> **EXERCISE OBJECTIVE**
Check each line of the records below for the string "Total", then state how many lines contain it, with no other output.

--------

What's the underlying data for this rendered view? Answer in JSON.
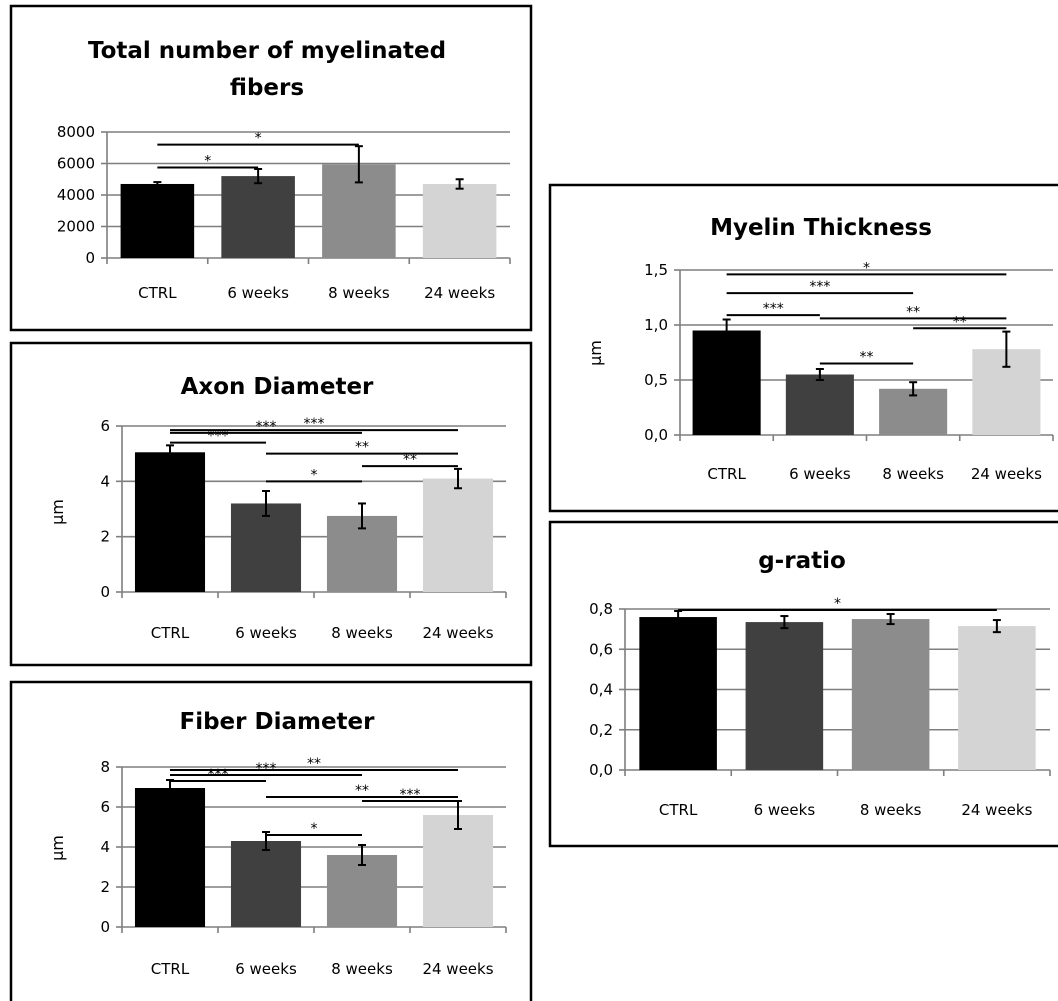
{
  "chart_data": [
    {
      "id": "fibers",
      "type": "bar",
      "title": "Total number of myelinated fibers",
      "title_lines": [
        "Total number of myelinated",
        "fibers"
      ],
      "ylabel": "",
      "categories": [
        "CTRL",
        "6 weeks",
        "8 weeks",
        "24 weeks"
      ],
      "values": [
        4700,
        5200,
        5950,
        4700
      ],
      "errors": [
        120,
        450,
        1150,
        300
      ],
      "ylim": [
        0,
        8000
      ],
      "yticks": [
        0,
        2000,
        4000,
        6000,
        8000
      ],
      "ytick_labels": [
        "0",
        "2000",
        "4000",
        "6000",
        "8000"
      ],
      "grid": true,
      "bar_colors": [
        "#000000",
        "#404040",
        "#8c8c8c",
        "#d4d4d4"
      ],
      "significance": [
        {
          "from": 0,
          "to": 2,
          "y": 7200,
          "label": "*"
        },
        {
          "from": 0,
          "to": 1,
          "y": 5750,
          "label": "*"
        }
      ]
    },
    {
      "id": "axon",
      "type": "bar",
      "title": "Axon Diameter",
      "title_lines": [
        "Axon Diameter"
      ],
      "ylabel": "µm",
      "categories": [
        "CTRL",
        "6 weeks",
        "8 weeks",
        "24 weeks"
      ],
      "values": [
        5.05,
        3.2,
        2.75,
        4.1
      ],
      "errors": [
        0.25,
        0.45,
        0.45,
        0.35
      ],
      "ylim": [
        0,
        6
      ],
      "yticks": [
        0,
        2,
        4,
        6
      ],
      "ytick_labels": [
        "0",
        "2",
        "4",
        "6"
      ],
      "grid": true,
      "bar_colors": [
        "#000000",
        "#404040",
        "#8c8c8c",
        "#d4d4d4"
      ],
      "significance": [
        {
          "from": 0,
          "to": 3,
          "y": 5.85,
          "label": "***"
        },
        {
          "from": 0,
          "to": 2,
          "y": 5.75,
          "label": "***"
        },
        {
          "from": 0,
          "to": 1,
          "y": 5.4,
          "label": "***"
        },
        {
          "from": 1,
          "to": 3,
          "y": 5.0,
          "label": "**"
        },
        {
          "from": 1,
          "to": 2,
          "y": 4.0,
          "label": "*"
        },
        {
          "from": 2,
          "to": 3,
          "y": 4.55,
          "label": "**"
        }
      ]
    },
    {
      "id": "fiber",
      "type": "bar",
      "title": "Fiber Diameter",
      "title_lines": [
        "Fiber Diameter"
      ],
      "ylabel": "µm",
      "categories": [
        "CTRL",
        "6 weeks",
        "8 weeks",
        "24 weeks"
      ],
      "values": [
        6.95,
        4.3,
        3.6,
        5.6
      ],
      "errors": [
        0.4,
        0.45,
        0.5,
        0.7
      ],
      "ylim": [
        0,
        8
      ],
      "yticks": [
        0,
        2,
        4,
        6,
        8
      ],
      "ytick_labels": [
        "0",
        "2",
        "4",
        "6",
        "8"
      ],
      "grid": true,
      "bar_colors": [
        "#000000",
        "#404040",
        "#8c8c8c",
        "#d4d4d4"
      ],
      "significance": [
        {
          "from": 0,
          "to": 3,
          "y": 7.85,
          "label": "**"
        },
        {
          "from": 0,
          "to": 2,
          "y": 7.6,
          "label": "***"
        },
        {
          "from": 0,
          "to": 1,
          "y": 7.3,
          "label": "***"
        },
        {
          "from": 1,
          "to": 3,
          "y": 6.5,
          "label": "**"
        },
        {
          "from": 1,
          "to": 2,
          "y": 4.6,
          "label": "*"
        },
        {
          "from": 2,
          "to": 3,
          "y": 6.3,
          "label": "***"
        }
      ]
    },
    {
      "id": "myelin",
      "type": "bar",
      "title": "Myelin Thickness",
      "title_lines": [
        "Myelin Thickness"
      ],
      "ylabel": "µm",
      "categories": [
        "CTRL",
        "6 weeks",
        "8 weeks",
        "24 weeks"
      ],
      "values": [
        0.95,
        0.55,
        0.42,
        0.78
      ],
      "errors": [
        0.1,
        0.05,
        0.06,
        0.16
      ],
      "ylim": [
        0,
        1.5
      ],
      "yticks": [
        0,
        0.5,
        1.0,
        1.5
      ],
      "ytick_labels": [
        "0,0",
        "0,5",
        "1,0",
        "1,5"
      ],
      "grid": true,
      "bar_colors": [
        "#000000",
        "#404040",
        "#8c8c8c",
        "#d4d4d4"
      ],
      "significance": [
        {
          "from": 0,
          "to": 3,
          "y": 1.46,
          "label": "*"
        },
        {
          "from": 0,
          "to": 2,
          "y": 1.29,
          "label": "***"
        },
        {
          "from": 0,
          "to": 1,
          "y": 1.09,
          "label": "***"
        },
        {
          "from": 1,
          "to": 3,
          "y": 1.06,
          "label": "**"
        },
        {
          "from": 1,
          "to": 2,
          "y": 0.65,
          "label": "**"
        },
        {
          "from": 2,
          "to": 3,
          "y": 0.97,
          "label": "**"
        }
      ]
    },
    {
      "id": "gratio",
      "type": "bar",
      "title": "g-ratio",
      "title_lines": [
        "g-ratio"
      ],
      "ylabel": "",
      "categories": [
        "CTRL",
        "6 weeks",
        "8 weeks",
        "24 weeks"
      ],
      "values": [
        0.76,
        0.735,
        0.75,
        0.715
      ],
      "errors": [
        0.03,
        0.03,
        0.025,
        0.03
      ],
      "ylim": [
        0,
        0.8
      ],
      "yticks": [
        0,
        0.2,
        0.4,
        0.6,
        0.8
      ],
      "ytick_labels": [
        "0,0",
        "0,2",
        "0,4",
        "0,6",
        "0,8"
      ],
      "grid": true,
      "bar_colors": [
        "#000000",
        "#404040",
        "#8c8c8c",
        "#d4d4d4"
      ],
      "significance": [
        {
          "from": 0,
          "to": 3,
          "y": 0.795,
          "label": "*"
        }
      ]
    }
  ]
}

--------

> **EXERCISE SOLUTION**
2